What you should do
Wherever the string "quản" shows up in the material below, copy that line.

Material provided
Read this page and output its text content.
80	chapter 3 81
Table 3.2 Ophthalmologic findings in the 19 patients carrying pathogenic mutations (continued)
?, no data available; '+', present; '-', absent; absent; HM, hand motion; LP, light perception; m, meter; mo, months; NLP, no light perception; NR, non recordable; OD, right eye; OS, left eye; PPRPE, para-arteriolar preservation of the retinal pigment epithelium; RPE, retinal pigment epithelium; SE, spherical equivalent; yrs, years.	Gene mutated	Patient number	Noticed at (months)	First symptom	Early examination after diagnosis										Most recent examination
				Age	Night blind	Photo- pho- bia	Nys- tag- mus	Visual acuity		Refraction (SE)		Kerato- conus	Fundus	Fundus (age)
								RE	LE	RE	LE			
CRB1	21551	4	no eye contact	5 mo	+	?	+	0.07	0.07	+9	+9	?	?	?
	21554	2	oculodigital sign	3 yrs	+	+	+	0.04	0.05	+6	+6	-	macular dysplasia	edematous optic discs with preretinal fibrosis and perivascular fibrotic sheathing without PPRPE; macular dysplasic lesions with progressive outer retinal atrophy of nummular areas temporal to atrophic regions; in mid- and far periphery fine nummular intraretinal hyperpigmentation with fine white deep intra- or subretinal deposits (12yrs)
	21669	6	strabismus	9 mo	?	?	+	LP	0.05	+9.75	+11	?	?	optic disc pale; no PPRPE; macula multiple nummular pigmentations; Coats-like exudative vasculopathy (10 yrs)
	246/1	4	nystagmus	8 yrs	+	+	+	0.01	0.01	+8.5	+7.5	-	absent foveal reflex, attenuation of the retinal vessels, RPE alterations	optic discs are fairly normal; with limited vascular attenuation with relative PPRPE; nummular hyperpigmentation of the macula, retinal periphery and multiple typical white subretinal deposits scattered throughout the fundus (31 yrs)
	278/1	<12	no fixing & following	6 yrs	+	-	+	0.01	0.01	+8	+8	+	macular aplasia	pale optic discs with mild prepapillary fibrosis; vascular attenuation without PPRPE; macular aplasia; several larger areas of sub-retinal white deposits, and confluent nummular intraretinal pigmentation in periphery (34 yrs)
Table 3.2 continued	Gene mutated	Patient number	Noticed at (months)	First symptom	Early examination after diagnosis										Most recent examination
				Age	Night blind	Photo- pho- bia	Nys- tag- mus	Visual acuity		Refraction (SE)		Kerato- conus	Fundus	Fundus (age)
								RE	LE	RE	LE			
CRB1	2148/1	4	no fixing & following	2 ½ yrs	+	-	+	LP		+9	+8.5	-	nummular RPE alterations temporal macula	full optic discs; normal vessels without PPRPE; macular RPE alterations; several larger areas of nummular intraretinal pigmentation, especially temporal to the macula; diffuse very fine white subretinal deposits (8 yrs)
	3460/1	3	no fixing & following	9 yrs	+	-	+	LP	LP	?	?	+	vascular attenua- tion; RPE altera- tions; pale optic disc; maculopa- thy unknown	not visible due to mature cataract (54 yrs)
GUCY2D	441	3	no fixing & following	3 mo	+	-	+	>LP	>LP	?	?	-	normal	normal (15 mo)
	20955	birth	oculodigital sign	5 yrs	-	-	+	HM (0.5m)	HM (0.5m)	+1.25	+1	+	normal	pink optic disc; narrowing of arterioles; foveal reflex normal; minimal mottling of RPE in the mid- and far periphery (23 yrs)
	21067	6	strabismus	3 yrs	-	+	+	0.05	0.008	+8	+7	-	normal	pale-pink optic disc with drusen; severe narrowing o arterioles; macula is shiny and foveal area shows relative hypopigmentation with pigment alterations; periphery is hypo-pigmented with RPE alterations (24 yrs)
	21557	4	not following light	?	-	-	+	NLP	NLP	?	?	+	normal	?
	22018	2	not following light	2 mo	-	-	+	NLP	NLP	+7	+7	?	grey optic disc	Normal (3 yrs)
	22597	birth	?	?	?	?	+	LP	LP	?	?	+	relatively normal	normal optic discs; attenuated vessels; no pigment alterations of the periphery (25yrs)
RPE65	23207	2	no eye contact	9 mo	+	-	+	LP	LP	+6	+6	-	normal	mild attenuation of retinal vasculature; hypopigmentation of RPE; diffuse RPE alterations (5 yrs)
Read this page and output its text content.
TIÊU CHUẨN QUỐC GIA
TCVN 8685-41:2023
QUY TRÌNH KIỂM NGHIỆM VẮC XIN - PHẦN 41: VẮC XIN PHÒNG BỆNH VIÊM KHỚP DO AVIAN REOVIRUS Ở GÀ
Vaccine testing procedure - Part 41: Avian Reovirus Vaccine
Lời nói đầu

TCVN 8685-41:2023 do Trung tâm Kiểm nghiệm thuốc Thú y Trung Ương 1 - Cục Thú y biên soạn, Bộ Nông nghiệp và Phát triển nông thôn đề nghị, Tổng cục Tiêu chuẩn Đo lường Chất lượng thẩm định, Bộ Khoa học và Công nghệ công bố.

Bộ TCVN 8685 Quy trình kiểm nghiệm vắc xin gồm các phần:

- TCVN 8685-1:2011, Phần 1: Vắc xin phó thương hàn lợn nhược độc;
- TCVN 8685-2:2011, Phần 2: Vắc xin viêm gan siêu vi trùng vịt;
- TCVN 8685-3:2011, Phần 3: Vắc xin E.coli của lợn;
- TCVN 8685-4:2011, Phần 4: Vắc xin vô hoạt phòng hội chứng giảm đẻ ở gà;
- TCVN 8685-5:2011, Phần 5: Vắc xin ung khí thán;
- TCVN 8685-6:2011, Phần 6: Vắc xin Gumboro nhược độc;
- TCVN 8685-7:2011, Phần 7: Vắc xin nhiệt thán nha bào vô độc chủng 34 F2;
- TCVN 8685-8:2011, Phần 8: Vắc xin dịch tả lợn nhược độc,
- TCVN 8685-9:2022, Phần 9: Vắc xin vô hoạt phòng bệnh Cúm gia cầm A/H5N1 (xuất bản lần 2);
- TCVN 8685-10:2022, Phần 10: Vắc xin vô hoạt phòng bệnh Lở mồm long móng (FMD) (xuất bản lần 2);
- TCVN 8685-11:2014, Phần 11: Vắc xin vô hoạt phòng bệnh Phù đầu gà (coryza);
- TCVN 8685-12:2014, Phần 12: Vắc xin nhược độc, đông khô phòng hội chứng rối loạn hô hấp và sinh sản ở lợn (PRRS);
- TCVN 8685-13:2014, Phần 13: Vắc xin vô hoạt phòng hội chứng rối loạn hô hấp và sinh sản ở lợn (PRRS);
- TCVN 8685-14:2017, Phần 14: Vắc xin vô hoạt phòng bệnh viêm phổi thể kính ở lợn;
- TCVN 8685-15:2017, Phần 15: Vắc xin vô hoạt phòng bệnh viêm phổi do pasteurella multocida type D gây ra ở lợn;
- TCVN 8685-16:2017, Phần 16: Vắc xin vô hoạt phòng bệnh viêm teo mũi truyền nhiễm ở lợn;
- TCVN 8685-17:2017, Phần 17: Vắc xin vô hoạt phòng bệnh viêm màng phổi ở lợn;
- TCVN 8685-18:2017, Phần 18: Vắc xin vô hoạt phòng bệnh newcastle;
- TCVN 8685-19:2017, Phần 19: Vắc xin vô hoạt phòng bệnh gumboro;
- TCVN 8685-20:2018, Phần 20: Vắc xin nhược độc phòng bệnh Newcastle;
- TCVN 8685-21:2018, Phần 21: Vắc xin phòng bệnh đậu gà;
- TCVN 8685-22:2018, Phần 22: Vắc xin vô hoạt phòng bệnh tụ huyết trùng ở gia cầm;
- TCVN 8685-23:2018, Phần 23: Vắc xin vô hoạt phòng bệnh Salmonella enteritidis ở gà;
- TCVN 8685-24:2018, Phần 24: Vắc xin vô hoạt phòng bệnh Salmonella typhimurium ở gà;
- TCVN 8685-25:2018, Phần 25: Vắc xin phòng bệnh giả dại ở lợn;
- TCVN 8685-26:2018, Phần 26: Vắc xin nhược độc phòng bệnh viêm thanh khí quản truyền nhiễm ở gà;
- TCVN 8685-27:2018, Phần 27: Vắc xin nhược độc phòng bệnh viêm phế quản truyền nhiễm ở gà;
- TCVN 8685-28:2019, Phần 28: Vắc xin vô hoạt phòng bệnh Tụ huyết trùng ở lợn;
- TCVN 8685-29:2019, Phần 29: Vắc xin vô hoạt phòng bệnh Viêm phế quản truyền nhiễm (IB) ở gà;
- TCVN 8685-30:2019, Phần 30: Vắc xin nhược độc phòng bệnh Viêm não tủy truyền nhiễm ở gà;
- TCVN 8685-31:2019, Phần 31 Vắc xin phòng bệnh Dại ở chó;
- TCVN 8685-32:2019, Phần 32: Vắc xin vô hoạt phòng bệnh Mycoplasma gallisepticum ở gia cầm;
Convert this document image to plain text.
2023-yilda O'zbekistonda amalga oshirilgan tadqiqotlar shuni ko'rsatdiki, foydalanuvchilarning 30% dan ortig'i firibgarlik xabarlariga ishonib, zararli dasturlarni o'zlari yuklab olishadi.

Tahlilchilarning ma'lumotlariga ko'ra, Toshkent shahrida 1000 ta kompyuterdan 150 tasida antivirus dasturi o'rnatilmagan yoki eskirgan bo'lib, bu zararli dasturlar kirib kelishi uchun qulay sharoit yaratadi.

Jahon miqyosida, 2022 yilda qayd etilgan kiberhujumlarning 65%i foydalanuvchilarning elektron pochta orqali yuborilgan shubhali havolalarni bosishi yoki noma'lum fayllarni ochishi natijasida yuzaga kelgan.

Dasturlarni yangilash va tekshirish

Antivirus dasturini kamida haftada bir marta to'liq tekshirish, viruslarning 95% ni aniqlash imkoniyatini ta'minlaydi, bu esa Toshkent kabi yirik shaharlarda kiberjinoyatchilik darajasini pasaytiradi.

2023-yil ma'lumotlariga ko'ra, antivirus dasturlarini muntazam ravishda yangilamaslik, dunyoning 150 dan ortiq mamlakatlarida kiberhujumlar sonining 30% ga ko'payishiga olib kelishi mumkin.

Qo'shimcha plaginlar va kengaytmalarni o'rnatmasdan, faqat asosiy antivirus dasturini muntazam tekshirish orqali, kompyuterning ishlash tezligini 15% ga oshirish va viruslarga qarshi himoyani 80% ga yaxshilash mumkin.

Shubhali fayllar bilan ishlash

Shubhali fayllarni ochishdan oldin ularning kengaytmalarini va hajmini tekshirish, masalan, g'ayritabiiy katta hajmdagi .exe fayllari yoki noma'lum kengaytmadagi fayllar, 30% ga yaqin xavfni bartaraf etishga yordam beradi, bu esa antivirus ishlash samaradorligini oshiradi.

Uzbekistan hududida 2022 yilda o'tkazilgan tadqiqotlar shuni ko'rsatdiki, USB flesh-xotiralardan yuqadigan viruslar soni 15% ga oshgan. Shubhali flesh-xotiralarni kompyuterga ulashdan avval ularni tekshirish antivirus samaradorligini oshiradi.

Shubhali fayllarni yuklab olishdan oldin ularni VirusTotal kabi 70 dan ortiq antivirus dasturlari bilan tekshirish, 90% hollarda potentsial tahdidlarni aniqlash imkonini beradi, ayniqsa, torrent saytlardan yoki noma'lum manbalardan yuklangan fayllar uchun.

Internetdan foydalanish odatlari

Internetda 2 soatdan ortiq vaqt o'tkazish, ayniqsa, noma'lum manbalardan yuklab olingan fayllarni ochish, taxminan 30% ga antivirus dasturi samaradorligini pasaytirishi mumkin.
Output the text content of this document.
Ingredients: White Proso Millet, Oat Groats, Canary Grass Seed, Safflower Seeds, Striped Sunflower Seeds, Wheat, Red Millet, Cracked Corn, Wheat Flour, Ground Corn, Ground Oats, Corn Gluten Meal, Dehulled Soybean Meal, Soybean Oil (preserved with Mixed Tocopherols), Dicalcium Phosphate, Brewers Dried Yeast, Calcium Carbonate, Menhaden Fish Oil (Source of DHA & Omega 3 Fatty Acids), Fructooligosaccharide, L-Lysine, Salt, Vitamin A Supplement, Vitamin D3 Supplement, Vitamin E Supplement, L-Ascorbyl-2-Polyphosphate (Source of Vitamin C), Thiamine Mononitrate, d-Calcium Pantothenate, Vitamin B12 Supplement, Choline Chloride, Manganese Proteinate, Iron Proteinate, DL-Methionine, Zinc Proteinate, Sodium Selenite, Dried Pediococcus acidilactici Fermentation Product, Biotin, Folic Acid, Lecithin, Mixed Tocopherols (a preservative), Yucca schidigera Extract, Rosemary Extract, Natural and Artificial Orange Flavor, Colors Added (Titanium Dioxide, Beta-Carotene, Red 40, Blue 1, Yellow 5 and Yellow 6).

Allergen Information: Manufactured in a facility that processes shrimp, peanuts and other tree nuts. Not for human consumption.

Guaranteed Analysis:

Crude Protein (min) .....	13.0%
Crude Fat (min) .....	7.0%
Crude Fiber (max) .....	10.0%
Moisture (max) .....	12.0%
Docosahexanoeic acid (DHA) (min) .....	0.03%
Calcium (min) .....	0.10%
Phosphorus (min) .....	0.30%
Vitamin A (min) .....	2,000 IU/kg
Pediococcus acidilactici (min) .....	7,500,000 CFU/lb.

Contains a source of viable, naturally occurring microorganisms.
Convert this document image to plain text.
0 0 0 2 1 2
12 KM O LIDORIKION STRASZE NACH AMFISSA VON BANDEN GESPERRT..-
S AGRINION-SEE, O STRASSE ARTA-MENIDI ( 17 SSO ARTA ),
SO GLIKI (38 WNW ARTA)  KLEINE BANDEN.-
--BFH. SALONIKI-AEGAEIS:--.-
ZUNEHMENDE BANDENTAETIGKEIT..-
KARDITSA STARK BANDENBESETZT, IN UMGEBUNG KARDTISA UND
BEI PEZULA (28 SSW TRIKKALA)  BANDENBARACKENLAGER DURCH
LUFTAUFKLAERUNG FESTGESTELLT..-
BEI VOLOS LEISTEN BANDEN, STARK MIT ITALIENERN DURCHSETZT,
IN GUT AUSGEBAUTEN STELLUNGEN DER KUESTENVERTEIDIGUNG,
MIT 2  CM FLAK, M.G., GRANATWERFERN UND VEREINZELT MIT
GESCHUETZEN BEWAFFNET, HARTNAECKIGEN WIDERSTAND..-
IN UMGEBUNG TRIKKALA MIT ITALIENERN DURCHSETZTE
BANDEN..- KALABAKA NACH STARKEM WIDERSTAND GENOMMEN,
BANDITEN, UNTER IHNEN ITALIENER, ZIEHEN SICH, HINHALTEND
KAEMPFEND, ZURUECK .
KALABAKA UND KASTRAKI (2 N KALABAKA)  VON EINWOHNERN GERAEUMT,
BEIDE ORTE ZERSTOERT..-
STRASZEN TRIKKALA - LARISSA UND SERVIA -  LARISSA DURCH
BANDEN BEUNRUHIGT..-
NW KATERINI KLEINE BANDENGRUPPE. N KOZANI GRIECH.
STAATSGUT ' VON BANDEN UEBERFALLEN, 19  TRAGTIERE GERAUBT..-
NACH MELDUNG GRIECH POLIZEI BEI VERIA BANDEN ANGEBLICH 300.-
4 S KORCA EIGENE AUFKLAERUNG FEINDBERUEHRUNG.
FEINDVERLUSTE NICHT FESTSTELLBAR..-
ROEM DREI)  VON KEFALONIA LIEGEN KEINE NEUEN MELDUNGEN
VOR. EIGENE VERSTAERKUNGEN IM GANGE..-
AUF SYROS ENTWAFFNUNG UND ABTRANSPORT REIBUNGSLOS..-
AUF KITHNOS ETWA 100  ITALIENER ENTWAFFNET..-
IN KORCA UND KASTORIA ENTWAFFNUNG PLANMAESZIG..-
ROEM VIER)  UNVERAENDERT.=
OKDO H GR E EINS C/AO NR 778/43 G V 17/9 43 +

Result of the exercise
- TCVN 8685-26:2018, Phần 26: Vắc xin nhược độc phòng bệnh viêm thanh khí quản truyền nhiễm ở gà;
- TCVN 8685-27:2018, Phần 27: Vắc xin nhược độc phòng bệnh viêm phế quản truyền nhiễm ở gà;
- TCVN 8685-29:2019, Phần 29: Vắc xin vô hoạt phòng bệnh Viêm phế quản truyền nhiễm (IB) ở gà;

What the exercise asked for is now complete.